Could you write out the records below exactly as they appear?

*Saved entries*
---

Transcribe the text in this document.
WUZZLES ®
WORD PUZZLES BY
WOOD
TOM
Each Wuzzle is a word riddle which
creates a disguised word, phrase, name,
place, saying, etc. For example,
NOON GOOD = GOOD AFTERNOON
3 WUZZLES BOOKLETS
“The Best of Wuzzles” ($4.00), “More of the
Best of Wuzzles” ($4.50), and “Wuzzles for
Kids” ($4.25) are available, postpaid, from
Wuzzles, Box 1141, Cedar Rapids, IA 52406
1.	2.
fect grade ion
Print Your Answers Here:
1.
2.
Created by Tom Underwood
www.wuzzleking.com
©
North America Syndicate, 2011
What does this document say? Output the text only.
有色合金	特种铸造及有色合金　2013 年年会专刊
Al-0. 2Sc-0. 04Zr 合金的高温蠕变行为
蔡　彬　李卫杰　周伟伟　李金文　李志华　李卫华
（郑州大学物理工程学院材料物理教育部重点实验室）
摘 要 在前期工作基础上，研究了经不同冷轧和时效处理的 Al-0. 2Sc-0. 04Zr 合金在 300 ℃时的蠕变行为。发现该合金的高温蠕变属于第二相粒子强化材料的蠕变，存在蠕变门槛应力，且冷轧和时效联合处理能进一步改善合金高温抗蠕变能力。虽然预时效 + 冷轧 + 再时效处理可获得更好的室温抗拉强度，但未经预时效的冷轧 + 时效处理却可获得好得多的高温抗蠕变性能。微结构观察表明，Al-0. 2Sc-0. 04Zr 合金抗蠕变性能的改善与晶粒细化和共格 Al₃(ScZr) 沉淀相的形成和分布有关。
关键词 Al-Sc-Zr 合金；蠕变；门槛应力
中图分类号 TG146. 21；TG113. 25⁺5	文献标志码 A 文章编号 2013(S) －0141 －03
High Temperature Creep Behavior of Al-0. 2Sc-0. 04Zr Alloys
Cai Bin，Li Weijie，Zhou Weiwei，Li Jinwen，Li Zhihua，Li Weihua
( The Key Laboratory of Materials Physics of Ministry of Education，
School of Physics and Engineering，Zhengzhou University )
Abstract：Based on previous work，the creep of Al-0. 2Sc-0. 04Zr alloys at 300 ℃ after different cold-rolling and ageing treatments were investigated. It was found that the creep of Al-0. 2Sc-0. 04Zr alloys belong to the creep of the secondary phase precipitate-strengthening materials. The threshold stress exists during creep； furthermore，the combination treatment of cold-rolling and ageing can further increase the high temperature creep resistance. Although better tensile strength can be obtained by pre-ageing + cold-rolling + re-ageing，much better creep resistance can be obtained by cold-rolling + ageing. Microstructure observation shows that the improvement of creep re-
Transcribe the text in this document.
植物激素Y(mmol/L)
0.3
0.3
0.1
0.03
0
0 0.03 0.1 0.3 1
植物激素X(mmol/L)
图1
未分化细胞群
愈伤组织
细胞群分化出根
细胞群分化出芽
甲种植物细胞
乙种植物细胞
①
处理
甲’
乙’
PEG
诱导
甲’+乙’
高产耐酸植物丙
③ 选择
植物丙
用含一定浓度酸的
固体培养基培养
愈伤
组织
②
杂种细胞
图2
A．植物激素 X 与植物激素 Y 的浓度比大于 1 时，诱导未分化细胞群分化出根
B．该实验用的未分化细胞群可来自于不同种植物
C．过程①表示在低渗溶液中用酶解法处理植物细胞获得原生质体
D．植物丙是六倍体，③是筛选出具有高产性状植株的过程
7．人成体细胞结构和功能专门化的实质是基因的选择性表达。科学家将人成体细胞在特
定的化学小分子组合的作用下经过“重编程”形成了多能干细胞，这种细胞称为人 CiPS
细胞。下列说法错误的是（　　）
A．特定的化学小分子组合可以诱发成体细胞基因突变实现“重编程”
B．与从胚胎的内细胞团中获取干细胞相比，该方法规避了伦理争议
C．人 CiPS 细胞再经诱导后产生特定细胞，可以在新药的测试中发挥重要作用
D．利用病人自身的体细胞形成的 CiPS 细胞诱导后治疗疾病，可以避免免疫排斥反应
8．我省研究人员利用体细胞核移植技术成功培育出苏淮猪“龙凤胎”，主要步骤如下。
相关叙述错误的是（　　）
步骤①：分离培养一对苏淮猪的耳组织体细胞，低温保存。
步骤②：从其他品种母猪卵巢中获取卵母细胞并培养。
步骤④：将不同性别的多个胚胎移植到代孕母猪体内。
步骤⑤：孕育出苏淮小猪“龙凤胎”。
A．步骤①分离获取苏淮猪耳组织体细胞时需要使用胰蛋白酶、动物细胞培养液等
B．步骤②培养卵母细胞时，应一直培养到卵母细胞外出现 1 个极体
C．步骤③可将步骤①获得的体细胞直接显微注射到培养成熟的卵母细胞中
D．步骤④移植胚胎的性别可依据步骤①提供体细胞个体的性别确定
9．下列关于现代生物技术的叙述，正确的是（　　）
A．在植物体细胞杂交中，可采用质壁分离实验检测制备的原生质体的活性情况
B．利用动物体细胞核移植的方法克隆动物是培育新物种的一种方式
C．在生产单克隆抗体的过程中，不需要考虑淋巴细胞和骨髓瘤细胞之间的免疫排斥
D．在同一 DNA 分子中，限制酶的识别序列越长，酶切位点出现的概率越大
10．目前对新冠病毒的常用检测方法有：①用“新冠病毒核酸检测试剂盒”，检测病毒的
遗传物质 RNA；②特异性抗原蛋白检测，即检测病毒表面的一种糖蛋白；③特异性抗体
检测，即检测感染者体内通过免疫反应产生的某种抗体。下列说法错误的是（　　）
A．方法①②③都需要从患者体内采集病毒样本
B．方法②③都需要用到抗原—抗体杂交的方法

---

*WRITTEN RESPONSE*
Transcribe the text in this document.
WUZZLES ®
WORD PUZZLES BY
WOOD
TOM
Each Wuzzle is a word riddle which
creates a disguised word, phrase, name,
place, saying, etc. For example,
NOON GOOD = GOOD AFTERNOON
3 WUZZLES BOOKLETS
“The Best of Wuzzles” ($4.00), “More of the
Best of Wuzzles” ($4.50), and “Wuzzles for
Kids” ($4.25) are available, postpaid, from
Wuzzles, Box 1141, Cedar Rapids, IA 52406
1.	2.
fect grade ion
Print Your Answers Here:
1.
2.
Created by Tom Underwood
www.wuzzleking.com
©
North America Syndicate, 2011
What does this document say? Output the text only.
有色合金	特种铸造及有色合金　2013 年年会专刊
Al-0. 2Sc-0. 04Zr 合金的高温蠕变行为
蔡　彬　李卫杰　周伟伟　李金文　李志华　李卫华
（郑州大学物理工程学院材料物理教育部重点实验室）
摘 要 在前期工作基础上，研究了经不同冷轧和时效处理的 Al-0. 2Sc-0. 04Zr 合金在 300 ℃时的蠕变行为。发现该合金的高温蠕变属于第二相粒子强化材料的蠕变，存在蠕变门槛应力，且冷轧和时效联合处理能进一步改善合金高温抗蠕变能力。虽然预时效 + 冷轧 + 再时效处理可获得更好的室温抗拉强度，但未经预时效的冷轧 + 时效处理却可获得好得多的高温抗蠕变性能。微结构观察表明，Al-0. 2Sc-0. 04Zr 合金抗蠕变性能的改善与晶粒细化和共格 Al₃(ScZr) 沉淀相的形成和分布有关。
关键词 Al-Sc-Zr 合金；蠕变；门槛应力
中图分类号 TG146. 21；TG113. 25⁺5	文献标志码 A 文章编号 2013(S) －0141 －03
High Temperature Creep Behavior of Al-0. 2Sc-0. 04Zr Alloys
Cai Bin，Li Weijie，Zhou Weiwei，Li Jinwen，Li Zhihua，Li Weihua
( The Key Laboratory of Materials Physics of Ministry of Education，
School of Physics and Engineering，Zhengzhou University )
Abstract：Based on previous work，the creep of Al-0. 2Sc-0. 04Zr alloys at 300 ℃ after different cold-rolling and ageing treatments were investigated. It was found that the creep of Al-0. 2Sc-0. 04Zr alloys belong to the creep of the secondary phase precipitate-strengthening materials. The threshold stress exists during creep； furthermore，the combination treatment of cold-rolling and ageing can further increase the high temperature creep resistance. Although better tensile strength can be obtained by pre-ageing + cold-rolling + re-ageing，much better creep resistance can be obtained by cold-rolling + ageing. Microstructure observation shows that the improvement of creep re-
Transcribe the text in this document.
植物激素Y(mmol/L)
0.3
0.3
0.1
0.03
0
0 0.03 0.1 0.3 1
植物激素X(mmol/L)
图1
未分化细胞群
愈伤组织
细胞群分化出根
细胞群分化出芽
甲种植物细胞
乙种植物细胞
①
处理
甲’
乙’
PEG
诱导
甲’+乙’
高产耐酸植物丙
③ 选择
植物丙
用含一定浓度酸的
固体培养基培养
愈伤
组织
②
杂种细胞
图2
A．植物激素 X 与植物激素 Y 的浓度比大于 1 时，诱导未分化细胞群分化出根
B．该实验用的未分化细胞群可来自于不同种植物
C．过程①表示在低渗溶液中用酶解法处理植物细胞获得原生质体
D．植物丙是六倍体，③是筛选出具有高产性状植株的过程
7．人成体细胞结构和功能专门化的实质是基因的选择性表达。科学家将人成体细胞在特
定的化学小分子组合的作用下经过“重编程”形成了多能干细胞，这种细胞称为人 CiPS
细胞。下列说法错误的是（　　）
A．特定的化学小分子组合可以诱发成体细胞基因突变实现“重编程”
B．与从胚胎的内细胞团中获取干细胞相比，该方法规避了伦理争议
C．人 CiPS 细胞再经诱导后产生特定细胞，可以在新药的测试中发挥重要作用
D．利用病人自身的体细胞形成的 CiPS 细胞诱导后治疗疾病，可以避免免疫排斥反应
8．我省研究人员利用体细胞核移植技术成功培育出苏淮猪“龙凤胎”，主要步骤如下。
相关叙述错误的是（　　）
步骤①：分离培养一对苏淮猪的耳组织体细胞，低温保存。
步骤②：从其他品种母猪卵巢中获取卵母细胞并培养。
步骤④：将不同性别的多个胚胎移植到代孕母猪体内。
步骤⑤：孕育出苏淮小猪“龙凤胎”。
A．步骤①分离获取苏淮猪耳组织体细胞时需要使用胰蛋白酶、动物细胞培养液等
B．步骤②培养卵母细胞时，应一直培养到卵母细胞外出现 1 个极体
C．步骤③可将步骤①获得的体细胞直接显微注射到培养成熟的卵母细胞中
D．步骤④移植胚胎的性别可依据步骤①提供体细胞个体的性别确定
9．下列关于现代生物技术的叙述，正确的是（　　）
A．在植物体细胞杂交中，可采用质壁分离实验检测制备的原生质体的活性情况
B．利用动物体细胞核移植的方法克隆动物是培育新物种的一种方式
C．在生产单克隆抗体的过程中，不需要考虑淋巴细胞和骨髓瘤细胞之间的免疫排斥
D．在同一 DNA 分子中，限制酶的识别序列越长，酶切位点出现的概率越大
10．目前对新冠病毒的常用检测方法有：①用“新冠病毒核酸检测试剂盒”，检测病毒的
遗传物质 RNA；②特异性抗原蛋白检测，即检测病毒表面的一种糖蛋白；③特异性抗体
检测，即检测感染者体内通过免疫反应产生的某种抗体。下列说法错误的是（　　）
A．方法①②③都需要从患者体内采集病毒样本
B．方法②③都需要用到抗原—抗体杂交的方法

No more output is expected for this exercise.